Instructions to follow: Copy the records below exactly as they are written.

# Start of Given information

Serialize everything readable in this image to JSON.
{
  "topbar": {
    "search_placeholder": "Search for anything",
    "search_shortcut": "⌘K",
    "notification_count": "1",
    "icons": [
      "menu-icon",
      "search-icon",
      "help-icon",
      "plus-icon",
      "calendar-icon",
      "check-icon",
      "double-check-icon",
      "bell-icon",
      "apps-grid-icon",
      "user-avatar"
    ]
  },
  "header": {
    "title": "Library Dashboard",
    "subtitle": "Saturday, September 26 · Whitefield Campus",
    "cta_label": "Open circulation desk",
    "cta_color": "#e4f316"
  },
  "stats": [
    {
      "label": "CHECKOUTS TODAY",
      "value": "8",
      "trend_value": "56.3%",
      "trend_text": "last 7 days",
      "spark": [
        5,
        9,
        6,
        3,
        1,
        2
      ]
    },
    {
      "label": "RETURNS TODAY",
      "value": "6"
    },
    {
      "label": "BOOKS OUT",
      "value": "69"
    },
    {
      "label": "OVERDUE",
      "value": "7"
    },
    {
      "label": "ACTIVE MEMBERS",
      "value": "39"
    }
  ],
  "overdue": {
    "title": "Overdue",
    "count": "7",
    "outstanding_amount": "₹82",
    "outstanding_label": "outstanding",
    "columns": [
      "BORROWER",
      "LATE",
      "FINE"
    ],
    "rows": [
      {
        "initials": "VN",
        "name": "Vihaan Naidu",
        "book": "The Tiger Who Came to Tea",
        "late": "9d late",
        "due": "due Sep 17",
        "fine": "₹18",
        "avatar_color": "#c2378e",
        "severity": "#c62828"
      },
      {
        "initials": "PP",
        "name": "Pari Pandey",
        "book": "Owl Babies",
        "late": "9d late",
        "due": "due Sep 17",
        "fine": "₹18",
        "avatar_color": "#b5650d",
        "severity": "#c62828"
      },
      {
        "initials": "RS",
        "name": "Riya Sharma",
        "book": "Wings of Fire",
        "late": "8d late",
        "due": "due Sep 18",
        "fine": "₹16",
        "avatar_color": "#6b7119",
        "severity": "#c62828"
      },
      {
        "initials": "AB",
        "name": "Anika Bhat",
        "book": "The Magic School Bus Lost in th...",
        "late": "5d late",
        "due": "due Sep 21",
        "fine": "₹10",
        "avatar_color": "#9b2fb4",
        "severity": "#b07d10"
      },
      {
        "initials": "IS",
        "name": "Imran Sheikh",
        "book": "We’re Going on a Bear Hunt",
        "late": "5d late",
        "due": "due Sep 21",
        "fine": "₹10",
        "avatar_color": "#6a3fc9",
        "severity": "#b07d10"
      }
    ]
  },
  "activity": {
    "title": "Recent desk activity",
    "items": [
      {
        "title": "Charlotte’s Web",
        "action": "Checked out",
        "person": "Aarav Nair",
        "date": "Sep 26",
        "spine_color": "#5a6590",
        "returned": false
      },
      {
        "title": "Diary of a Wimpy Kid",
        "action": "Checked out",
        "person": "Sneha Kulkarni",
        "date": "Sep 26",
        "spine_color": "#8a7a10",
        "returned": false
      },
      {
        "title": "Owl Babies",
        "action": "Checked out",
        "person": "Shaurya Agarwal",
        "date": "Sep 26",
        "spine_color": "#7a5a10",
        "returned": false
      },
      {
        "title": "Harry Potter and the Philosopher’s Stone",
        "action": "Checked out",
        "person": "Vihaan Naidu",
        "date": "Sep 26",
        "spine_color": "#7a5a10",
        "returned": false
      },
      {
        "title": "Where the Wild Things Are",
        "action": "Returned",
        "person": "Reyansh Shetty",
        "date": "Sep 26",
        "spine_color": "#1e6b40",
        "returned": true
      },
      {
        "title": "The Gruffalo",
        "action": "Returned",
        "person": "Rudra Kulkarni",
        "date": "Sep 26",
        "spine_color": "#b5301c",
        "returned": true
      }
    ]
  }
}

# End of Given information

Answer to this task:
Serialize everything readable in this image to JSON.
{
  "topbar": {
    "search_placeholder": "Search for anything",
    "search_shortcut": "⌘K",
    "notification_count": "1",
    "icons": [
      "menu-icon",
      "search-icon",
      "help-icon",
      "plus-icon",
      "calendar-icon",
      "check-icon",
      "double-check-icon",
      "bell-icon",
      "apps-grid-icon",
      "user-avatar"
    ]
  },
  "header": {
    "title": "Library Dashboard",
    "subtitle": "Saturday, September 26 · Whitefield Campus",
    "cta_label": "Open circulation desk",
    "cta_color": "#e4f316"
  },
  "stats": [
    {
      "label": "CHECKOUTS TODAY",
      "value": "8",
      "trend_value": "56.3%",
      "trend_text": "last 7 days",
      "spark": [
        5,
        9,
        6,
        3,
        1,
        2
      ]
    },
    {
      "label": "RETURNS TODAY",
      "value": "6"
    },
    {
      "label": "BOOKS OUT",
      "value": "69"
    },
    {
      "label": "OVERDUE",
      "value": "7"
    },
    {
      "label": "ACTIVE MEMBERS",
      "value": "39"
    }
  ],
  "overdue": {
    "title": "Overdue",
    "count": "7",
    "outstanding_amount": "₹82",
    "outstanding_label": "outstanding",
    "columns": [
      "BORROWER",
      "LATE",
      "FINE"
    ],
    "rows": [
      {
        "initials": "VN",
        "name": "Vihaan Naidu",
        "book": "The Tiger Who Came to Tea",
        "late": "9d late",
        "due": "due Sep 17",
        "fine": "₹18",
        "avatar_color": "#c2378e",
        "severity": "#c62828"
      },
      {
        "initials": "PP",
        "name": "Pari Pandey",
        "book": "Owl Babies",
        "late": "9d late",
        "due": "due Sep 17",
        "fine": "₹18",
        "avatar_color": "#b5650d",
        "severity": "#c62828"
      },
      {
        "initials": "RS",
        "name": "Riya Sharma",
        "book": "Wings of Fire",
        "late": "8d late",
        "due": "due Sep 18",
        "fine": "₹16",
        "avatar_color": "#6b7119",
        "severity": "#c62828"
      },
      {
        "initials": "AB",
        "name": "Anika Bhat",
        "book": "The Magic School Bus Lost in th...",
        "late": "5d late",
        "due": "due Sep 21",
        "fine": "₹10",
        "avatar_color": "#9b2fb4",
        "severity": "#b07d10"
      },
      {
        "initials": "IS",
        "name": "Imran Sheikh",
        "book": "We’re Going on a Bear Hunt",
        "late": "5d late",
        "due": "due Sep 21",
        "fine": "₹10",
        "avatar_color": "#6a3fc9",
        "severity": "#b07d10"
      }
    ]
  },
  "activity": {
    "title": "Recent desk activity",
    "items": [
      {
        "title": "Charlotte’s Web",
        "action": "Checked out",
        "person": "Aarav Nair",
        "date": "Sep 26",
        "spine_color": "#5a6590",
        "returned": false
      },
      {
        "title": "Diary of a Wimpy Kid",
        "action": "Checked out",
        "person": "Sneha Kulkarni",
        "date": "Sep 26",
        "spine_color": "#8a7a10",
        "returned": false
      },
      {
        "title": "Owl Babies",
        "action": "Checked out",
        "person": "Shaurya Agarwal",
        "date": "Sep 26",
        "spine_color": "#7a5a10",
        "returned": false
      },
      {
        "title": "Harry Potter and the Philosopher’s Stone",
        "action": "Checked out",
        "person": "Vihaan Naidu",
        "date": "Sep 26",
        "spine_color": "#7a5a10",
        "returned": false
      },
      {
        "title": "Where the Wild Things Are",
        "action": "Returned",
        "person": "Reyansh Shetty",
        "date": "Sep 26",
        "spine_color": "#1e6b40",
        "returned": true
      },
      {
        "title": "The Gruffalo",
        "action": "Returned",
        "person": "Rudra Kulkarni",
        "date": "Sep 26",
        "spine_color": "#b5301c",
        "returned": true
      }
    ]
  }
}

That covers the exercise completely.